• **Supplied entries**:
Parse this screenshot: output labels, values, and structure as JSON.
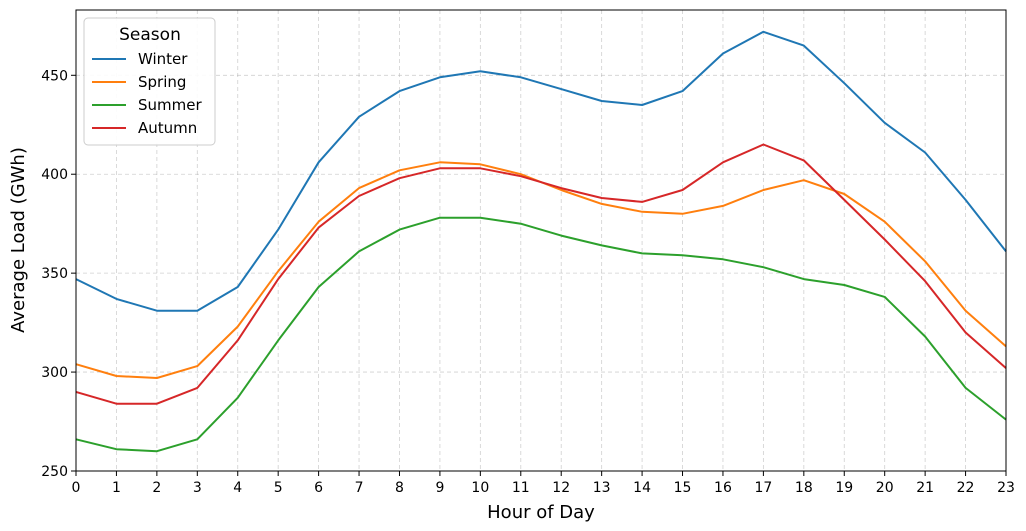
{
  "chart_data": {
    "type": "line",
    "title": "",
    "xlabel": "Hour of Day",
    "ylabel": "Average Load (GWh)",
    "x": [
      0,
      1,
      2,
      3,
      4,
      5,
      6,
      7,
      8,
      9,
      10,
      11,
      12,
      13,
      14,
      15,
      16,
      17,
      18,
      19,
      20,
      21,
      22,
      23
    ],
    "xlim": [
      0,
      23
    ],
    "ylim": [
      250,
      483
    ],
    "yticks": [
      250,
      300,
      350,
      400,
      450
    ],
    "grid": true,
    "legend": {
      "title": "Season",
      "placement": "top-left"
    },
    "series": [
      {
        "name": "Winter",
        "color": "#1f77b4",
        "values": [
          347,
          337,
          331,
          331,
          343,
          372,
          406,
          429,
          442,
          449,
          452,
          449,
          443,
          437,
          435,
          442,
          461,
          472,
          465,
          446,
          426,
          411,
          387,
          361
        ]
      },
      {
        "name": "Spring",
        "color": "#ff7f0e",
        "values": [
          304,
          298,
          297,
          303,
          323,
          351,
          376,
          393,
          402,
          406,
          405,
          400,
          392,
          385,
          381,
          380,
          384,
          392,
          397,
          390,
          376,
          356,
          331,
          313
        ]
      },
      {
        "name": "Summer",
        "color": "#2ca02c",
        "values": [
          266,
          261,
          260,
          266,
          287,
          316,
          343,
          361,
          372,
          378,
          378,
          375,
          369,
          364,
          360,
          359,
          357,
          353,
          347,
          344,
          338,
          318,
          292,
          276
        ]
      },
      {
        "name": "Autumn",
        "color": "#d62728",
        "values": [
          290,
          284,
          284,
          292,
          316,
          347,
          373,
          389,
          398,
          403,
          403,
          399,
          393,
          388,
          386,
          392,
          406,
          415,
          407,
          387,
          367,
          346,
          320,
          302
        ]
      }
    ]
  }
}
...
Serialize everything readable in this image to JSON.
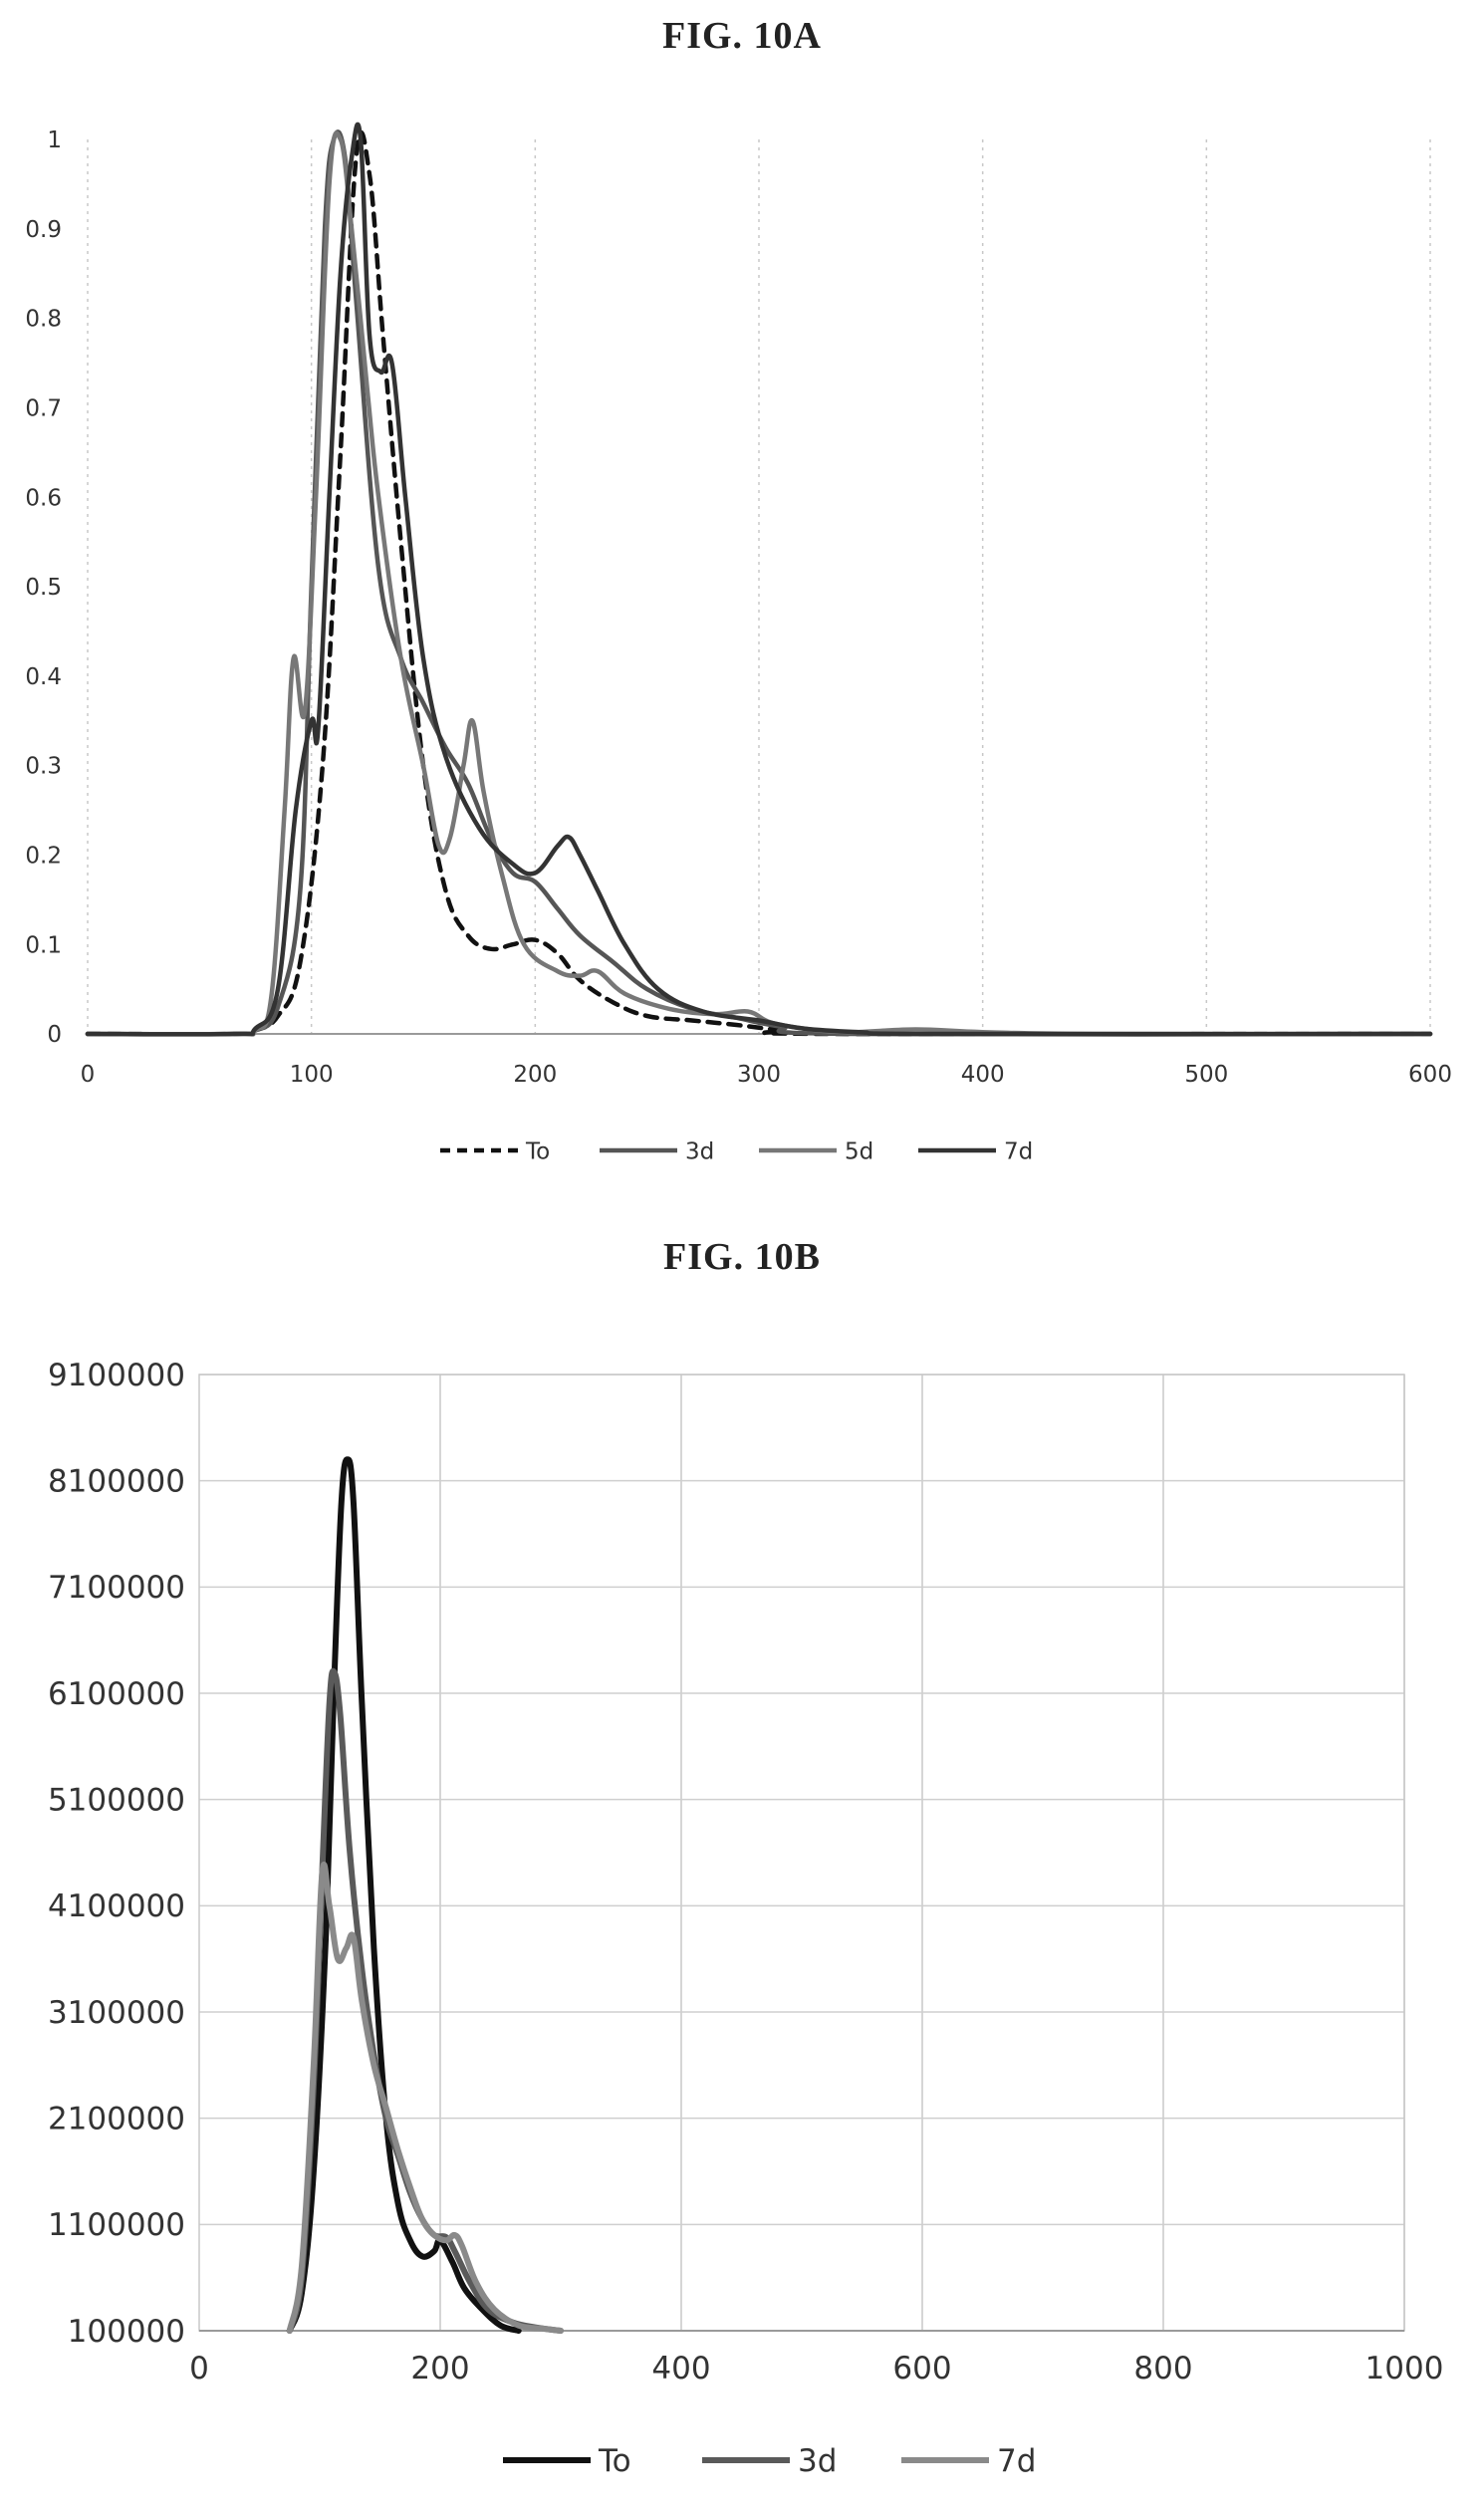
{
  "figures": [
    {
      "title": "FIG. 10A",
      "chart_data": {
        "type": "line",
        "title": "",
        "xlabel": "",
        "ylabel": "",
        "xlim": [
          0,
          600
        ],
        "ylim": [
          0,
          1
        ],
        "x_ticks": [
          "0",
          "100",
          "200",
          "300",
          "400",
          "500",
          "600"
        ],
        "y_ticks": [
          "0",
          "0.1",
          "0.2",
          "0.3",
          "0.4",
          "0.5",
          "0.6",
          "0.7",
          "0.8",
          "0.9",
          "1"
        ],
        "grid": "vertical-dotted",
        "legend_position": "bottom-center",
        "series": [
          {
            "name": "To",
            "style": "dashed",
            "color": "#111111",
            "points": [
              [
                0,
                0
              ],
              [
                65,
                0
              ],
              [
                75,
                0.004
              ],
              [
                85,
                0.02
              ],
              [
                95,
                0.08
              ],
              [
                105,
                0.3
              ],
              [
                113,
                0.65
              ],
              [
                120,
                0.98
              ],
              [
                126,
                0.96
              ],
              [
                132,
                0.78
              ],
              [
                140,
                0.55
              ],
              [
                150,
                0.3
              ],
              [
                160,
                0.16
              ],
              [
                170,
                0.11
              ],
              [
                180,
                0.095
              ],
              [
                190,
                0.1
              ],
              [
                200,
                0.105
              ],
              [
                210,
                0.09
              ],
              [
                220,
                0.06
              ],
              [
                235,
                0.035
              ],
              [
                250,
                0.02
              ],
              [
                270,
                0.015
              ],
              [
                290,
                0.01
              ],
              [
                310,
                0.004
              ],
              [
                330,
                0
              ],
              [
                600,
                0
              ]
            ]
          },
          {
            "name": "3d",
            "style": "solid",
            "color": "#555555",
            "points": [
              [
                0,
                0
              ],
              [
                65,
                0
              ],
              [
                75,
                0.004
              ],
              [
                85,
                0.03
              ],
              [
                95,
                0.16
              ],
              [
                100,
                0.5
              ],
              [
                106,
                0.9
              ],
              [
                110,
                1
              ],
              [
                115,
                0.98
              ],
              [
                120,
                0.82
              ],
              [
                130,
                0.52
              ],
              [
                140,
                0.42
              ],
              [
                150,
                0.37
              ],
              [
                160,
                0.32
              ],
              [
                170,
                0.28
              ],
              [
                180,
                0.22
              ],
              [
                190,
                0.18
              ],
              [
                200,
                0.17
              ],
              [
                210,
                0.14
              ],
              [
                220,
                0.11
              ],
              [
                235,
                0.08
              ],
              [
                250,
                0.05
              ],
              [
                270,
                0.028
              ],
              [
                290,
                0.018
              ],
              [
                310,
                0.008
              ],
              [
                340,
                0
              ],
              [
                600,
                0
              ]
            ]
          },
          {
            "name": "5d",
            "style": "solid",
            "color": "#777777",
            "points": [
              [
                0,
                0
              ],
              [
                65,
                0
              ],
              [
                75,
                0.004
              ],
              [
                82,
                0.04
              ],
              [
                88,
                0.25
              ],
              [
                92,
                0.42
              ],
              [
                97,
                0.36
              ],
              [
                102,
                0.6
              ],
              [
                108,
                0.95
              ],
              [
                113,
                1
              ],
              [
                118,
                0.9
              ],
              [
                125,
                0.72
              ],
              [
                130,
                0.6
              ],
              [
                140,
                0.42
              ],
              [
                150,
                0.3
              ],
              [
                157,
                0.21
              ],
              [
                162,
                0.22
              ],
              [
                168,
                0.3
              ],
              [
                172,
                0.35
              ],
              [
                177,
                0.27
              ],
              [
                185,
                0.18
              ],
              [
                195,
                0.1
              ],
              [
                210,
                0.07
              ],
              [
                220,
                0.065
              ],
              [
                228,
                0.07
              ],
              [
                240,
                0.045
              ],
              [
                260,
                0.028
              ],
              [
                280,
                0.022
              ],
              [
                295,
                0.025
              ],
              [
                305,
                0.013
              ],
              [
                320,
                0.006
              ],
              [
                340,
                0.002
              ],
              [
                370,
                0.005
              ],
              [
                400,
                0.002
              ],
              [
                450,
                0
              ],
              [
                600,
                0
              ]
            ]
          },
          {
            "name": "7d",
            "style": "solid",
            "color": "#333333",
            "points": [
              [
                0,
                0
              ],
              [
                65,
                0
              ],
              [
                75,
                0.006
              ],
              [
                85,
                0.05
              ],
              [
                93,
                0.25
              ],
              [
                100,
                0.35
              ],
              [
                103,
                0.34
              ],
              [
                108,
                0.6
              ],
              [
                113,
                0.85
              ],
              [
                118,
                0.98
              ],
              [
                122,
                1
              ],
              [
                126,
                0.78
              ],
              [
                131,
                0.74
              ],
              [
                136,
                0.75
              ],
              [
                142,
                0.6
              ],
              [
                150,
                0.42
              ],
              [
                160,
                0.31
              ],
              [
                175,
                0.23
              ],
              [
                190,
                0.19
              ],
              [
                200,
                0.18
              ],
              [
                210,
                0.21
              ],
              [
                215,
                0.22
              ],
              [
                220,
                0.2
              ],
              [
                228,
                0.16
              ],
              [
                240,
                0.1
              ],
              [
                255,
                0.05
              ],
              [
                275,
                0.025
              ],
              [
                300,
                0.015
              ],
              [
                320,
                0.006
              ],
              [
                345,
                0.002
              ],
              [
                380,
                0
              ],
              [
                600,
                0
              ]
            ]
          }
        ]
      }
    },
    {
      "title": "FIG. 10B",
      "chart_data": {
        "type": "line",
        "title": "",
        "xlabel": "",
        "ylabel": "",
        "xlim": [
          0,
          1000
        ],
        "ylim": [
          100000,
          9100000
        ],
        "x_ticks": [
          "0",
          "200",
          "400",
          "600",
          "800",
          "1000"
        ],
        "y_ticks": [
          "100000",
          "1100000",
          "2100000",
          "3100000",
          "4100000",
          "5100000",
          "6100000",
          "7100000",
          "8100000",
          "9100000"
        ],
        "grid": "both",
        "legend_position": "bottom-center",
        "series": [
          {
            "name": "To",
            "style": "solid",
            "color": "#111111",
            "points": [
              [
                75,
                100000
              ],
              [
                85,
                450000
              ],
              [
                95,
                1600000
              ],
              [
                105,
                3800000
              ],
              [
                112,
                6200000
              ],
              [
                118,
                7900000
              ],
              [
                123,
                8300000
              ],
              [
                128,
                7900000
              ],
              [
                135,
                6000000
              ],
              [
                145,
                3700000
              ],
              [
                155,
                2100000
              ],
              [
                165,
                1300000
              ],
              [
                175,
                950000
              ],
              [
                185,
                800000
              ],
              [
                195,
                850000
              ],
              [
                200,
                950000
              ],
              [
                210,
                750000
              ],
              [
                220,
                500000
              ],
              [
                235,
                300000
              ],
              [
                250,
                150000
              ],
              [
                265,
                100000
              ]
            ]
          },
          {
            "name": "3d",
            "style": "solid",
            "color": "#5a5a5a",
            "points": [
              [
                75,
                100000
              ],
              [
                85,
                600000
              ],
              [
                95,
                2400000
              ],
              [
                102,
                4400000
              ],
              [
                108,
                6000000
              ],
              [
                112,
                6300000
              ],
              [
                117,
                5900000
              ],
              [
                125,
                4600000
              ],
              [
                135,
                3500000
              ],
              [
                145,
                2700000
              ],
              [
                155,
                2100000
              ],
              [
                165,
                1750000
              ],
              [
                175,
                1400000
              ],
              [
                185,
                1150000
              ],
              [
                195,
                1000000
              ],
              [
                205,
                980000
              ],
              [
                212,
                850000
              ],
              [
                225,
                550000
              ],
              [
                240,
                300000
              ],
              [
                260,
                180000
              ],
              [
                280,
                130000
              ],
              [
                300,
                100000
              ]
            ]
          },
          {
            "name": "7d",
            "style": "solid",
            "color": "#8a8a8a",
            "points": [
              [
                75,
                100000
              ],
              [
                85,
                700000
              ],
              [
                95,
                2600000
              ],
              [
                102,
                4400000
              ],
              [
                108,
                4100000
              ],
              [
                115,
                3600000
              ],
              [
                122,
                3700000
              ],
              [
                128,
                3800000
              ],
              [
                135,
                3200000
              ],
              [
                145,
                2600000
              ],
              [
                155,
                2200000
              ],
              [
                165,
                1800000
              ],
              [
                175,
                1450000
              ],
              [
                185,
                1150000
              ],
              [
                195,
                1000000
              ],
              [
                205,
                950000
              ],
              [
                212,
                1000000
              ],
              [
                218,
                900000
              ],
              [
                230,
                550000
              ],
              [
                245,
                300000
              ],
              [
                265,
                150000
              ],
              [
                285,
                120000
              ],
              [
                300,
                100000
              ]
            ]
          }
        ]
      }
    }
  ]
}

• **Stated goal**: From the listing above, pick out each line where the word "JSON" appears.

• **Answer to this task**:
Parse this screenshot: output labels, values, and structure as JSON.
Serialize everything readable in this image to JSON.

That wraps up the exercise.